PROVIDED ENTRIES
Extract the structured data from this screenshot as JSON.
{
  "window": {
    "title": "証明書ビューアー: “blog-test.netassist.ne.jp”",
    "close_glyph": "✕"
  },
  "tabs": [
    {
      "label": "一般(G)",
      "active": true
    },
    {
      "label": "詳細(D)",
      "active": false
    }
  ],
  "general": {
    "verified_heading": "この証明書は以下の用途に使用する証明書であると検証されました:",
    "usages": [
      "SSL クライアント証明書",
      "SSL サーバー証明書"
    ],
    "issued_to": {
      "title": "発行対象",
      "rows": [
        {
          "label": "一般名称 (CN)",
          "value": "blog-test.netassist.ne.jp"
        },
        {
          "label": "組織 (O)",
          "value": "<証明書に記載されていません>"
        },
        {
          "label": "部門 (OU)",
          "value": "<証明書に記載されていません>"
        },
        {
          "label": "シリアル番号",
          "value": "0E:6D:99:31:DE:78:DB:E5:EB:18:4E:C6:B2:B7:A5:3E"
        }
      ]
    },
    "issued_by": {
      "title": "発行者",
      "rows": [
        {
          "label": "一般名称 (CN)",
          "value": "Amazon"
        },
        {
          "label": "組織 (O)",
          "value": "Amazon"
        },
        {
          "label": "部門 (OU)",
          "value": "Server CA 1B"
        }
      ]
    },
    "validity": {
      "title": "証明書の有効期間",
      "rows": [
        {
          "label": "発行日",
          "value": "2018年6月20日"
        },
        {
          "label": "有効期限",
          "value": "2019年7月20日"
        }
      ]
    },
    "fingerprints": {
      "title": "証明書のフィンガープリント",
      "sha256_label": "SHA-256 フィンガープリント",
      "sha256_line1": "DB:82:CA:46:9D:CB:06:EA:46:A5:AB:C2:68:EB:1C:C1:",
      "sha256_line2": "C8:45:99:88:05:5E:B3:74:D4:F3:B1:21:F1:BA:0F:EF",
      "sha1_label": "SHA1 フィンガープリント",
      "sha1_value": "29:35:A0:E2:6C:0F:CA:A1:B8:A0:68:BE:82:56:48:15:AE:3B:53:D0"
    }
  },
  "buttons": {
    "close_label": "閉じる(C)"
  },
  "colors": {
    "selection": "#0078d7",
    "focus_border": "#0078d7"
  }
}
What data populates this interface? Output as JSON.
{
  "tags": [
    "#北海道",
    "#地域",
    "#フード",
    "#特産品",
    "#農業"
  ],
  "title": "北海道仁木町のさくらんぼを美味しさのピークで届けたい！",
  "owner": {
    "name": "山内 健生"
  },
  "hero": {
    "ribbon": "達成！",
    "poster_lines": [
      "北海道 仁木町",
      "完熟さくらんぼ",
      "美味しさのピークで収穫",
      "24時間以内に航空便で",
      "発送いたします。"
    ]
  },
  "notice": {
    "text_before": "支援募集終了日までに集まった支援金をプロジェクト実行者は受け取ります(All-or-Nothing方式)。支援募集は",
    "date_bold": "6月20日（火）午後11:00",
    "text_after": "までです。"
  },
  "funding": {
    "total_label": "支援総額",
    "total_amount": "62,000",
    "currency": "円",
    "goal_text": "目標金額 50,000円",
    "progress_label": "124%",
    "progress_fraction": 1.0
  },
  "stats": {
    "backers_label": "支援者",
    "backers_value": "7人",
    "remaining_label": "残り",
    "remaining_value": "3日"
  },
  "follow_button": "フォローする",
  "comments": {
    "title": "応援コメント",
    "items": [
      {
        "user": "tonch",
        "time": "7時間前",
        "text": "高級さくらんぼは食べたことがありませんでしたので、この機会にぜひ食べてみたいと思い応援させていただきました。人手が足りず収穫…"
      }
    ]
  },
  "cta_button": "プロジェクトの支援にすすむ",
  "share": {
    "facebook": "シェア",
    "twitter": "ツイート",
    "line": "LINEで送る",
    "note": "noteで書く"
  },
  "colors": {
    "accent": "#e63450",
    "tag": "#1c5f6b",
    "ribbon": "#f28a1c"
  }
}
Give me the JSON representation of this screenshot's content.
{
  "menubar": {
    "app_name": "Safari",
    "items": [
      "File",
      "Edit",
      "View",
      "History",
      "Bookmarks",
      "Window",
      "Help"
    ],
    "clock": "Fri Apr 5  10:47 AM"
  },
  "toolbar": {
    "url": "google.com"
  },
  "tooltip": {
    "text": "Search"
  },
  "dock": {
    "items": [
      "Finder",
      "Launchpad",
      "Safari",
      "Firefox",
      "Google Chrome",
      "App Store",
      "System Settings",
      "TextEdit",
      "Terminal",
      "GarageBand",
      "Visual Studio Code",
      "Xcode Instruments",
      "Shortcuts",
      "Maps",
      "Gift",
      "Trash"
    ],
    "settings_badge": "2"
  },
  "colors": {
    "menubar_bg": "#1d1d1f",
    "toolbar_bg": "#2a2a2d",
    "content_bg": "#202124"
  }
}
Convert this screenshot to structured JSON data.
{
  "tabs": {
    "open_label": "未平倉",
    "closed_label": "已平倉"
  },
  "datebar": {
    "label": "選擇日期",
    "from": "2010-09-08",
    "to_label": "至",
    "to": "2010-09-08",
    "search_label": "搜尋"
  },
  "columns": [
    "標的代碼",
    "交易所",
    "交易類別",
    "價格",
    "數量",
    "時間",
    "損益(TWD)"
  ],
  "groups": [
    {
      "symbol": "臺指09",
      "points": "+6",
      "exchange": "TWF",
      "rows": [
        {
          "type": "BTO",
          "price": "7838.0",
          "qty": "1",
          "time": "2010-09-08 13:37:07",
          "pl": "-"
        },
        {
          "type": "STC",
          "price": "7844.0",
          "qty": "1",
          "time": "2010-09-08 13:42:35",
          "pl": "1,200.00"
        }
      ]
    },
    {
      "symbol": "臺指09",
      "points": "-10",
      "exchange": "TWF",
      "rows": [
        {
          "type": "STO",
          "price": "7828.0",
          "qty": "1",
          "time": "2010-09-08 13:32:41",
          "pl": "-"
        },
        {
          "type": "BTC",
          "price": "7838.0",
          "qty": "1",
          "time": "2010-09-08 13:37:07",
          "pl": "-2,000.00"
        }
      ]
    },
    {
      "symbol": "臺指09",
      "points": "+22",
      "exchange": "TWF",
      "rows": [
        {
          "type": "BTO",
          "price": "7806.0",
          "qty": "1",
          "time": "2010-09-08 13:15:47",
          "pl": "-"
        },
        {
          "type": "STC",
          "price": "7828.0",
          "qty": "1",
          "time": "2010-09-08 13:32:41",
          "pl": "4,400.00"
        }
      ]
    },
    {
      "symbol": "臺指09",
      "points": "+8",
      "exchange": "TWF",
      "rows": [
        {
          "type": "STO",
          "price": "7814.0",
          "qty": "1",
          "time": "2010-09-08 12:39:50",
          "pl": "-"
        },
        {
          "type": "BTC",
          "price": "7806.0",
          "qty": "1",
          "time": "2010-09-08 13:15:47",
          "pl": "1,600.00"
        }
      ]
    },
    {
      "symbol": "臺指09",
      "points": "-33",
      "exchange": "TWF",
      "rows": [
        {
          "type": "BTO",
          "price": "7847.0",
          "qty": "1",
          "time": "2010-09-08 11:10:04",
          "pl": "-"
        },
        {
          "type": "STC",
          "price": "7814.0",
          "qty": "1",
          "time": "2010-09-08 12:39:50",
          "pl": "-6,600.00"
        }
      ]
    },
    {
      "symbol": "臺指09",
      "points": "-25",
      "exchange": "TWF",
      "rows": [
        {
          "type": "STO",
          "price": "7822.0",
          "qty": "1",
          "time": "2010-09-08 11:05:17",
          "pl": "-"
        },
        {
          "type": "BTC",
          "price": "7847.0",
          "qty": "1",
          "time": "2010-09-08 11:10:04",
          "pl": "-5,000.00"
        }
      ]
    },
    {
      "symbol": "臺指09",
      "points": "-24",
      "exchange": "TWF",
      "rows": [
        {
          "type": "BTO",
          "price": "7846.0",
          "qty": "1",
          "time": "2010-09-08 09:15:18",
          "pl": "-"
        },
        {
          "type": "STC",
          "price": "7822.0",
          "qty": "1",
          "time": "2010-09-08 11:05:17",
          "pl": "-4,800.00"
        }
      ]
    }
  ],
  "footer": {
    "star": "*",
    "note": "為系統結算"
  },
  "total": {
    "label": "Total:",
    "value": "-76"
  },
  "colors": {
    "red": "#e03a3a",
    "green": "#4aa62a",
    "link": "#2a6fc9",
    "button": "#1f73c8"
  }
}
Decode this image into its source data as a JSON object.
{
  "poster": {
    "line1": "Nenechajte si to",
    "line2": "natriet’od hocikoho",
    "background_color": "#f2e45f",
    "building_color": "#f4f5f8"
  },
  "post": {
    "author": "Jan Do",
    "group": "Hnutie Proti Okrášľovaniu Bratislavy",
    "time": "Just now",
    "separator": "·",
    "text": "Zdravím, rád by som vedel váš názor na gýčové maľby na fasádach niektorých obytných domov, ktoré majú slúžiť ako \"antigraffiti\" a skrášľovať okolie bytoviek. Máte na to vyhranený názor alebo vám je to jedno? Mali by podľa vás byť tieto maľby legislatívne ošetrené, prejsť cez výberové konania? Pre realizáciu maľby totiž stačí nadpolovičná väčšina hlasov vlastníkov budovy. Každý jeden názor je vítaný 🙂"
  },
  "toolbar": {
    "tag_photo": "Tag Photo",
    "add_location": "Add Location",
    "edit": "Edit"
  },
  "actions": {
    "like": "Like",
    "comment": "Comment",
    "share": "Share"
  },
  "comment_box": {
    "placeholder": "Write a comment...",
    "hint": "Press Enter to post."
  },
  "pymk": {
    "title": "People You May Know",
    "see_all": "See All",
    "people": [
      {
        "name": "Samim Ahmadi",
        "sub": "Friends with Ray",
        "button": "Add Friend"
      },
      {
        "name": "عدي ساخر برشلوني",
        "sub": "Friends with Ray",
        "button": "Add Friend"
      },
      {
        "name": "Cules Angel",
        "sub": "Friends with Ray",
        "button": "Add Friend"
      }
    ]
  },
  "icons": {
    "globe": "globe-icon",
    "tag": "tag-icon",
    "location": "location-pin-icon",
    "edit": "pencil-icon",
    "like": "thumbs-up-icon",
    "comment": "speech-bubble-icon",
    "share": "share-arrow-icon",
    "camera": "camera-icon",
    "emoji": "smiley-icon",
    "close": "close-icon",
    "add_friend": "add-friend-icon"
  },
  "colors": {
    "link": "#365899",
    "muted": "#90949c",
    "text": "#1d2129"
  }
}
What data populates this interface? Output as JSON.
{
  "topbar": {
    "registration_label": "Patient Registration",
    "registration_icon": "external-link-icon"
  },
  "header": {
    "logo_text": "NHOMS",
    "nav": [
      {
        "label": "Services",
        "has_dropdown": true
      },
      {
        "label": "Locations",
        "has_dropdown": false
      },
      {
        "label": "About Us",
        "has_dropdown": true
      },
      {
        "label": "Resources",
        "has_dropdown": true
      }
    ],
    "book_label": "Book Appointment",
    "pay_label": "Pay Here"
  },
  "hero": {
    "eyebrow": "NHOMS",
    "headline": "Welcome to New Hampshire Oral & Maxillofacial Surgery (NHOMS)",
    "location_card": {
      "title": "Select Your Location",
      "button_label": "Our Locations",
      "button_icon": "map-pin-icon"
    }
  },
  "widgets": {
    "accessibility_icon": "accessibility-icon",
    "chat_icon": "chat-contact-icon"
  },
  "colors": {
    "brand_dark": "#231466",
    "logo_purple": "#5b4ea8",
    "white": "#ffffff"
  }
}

AIM OF THE TASK
Look through the records and gather each line with the word "test".

RESULT BELOW
    "title": "証明書ビューアー: “blog-test.netassist.ne.jp”",
          "value": "blog-test.netassist.ne.jp"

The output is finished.